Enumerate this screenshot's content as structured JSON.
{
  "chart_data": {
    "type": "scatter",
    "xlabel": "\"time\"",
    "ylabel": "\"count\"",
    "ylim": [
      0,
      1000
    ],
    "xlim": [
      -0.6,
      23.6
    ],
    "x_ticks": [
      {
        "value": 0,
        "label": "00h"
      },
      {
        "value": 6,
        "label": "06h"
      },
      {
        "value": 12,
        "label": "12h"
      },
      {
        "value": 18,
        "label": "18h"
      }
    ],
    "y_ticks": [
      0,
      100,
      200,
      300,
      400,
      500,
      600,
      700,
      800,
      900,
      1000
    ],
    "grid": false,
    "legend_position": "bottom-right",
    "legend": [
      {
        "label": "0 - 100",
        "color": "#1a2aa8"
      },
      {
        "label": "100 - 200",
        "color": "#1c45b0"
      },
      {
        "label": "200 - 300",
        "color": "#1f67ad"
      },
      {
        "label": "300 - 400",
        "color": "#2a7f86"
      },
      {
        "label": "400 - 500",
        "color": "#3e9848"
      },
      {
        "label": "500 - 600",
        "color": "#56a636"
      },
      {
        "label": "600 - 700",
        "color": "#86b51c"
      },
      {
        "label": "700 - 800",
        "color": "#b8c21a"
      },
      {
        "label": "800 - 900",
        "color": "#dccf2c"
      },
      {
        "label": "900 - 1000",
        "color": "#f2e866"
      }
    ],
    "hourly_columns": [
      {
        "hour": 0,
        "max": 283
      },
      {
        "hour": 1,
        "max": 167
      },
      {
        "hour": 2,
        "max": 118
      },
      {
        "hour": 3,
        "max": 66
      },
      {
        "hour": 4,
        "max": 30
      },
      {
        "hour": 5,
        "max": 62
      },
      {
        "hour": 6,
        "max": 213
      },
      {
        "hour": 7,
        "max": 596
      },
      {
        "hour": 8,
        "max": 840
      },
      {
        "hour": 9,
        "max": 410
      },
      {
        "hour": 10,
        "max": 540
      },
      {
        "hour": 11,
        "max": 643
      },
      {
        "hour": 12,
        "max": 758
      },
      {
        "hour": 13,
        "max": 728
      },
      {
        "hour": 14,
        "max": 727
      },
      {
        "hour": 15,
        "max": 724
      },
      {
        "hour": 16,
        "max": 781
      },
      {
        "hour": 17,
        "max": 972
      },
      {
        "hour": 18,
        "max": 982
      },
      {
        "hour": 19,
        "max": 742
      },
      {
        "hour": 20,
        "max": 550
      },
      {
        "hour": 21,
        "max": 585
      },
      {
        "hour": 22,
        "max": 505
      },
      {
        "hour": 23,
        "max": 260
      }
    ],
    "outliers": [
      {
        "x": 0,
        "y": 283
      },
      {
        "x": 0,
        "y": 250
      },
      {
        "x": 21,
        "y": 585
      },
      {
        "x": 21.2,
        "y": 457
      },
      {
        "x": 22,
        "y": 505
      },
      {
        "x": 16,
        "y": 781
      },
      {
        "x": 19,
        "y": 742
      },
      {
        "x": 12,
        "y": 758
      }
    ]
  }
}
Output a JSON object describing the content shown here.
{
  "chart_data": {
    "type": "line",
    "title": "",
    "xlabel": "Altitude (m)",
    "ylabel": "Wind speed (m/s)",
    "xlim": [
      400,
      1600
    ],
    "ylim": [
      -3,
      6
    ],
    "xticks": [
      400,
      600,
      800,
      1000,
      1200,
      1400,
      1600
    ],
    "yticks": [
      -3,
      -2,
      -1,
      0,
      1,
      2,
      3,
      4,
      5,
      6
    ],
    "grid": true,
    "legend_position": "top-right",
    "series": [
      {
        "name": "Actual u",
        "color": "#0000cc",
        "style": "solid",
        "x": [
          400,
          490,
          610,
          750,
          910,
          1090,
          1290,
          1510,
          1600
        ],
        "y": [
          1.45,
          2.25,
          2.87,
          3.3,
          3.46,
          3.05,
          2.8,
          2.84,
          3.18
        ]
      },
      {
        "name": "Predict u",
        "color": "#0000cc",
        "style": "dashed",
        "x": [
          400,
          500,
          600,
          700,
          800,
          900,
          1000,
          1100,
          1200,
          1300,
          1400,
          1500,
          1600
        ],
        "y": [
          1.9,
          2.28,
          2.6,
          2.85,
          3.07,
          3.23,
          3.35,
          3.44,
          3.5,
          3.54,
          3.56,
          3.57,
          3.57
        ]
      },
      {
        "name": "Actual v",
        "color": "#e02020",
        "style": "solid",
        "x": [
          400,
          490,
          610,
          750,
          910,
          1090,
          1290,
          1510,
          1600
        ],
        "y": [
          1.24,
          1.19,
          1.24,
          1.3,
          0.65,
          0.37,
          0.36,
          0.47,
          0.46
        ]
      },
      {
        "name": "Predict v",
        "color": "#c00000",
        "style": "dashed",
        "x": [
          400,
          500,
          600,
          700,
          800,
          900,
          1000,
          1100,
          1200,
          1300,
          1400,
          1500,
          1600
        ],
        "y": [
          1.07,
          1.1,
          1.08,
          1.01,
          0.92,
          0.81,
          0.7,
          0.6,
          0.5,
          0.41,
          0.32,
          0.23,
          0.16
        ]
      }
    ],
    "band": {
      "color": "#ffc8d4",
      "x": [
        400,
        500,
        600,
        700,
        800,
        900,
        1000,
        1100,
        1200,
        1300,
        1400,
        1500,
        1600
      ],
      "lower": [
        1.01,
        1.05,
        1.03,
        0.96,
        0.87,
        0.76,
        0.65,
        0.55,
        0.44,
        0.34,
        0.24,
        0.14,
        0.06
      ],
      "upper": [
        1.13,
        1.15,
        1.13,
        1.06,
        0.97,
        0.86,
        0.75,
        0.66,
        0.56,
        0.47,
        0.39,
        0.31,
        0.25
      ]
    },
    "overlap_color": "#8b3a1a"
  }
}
§ §
§ TASK DIRECTIONS:
Wherever the word "JSON" occurs in a line of the listing, copy that line.

§ EXERCISE RESULT:
Enumerate this screenshot's content as structured JSON.
Output a JSON object describing the content shown here.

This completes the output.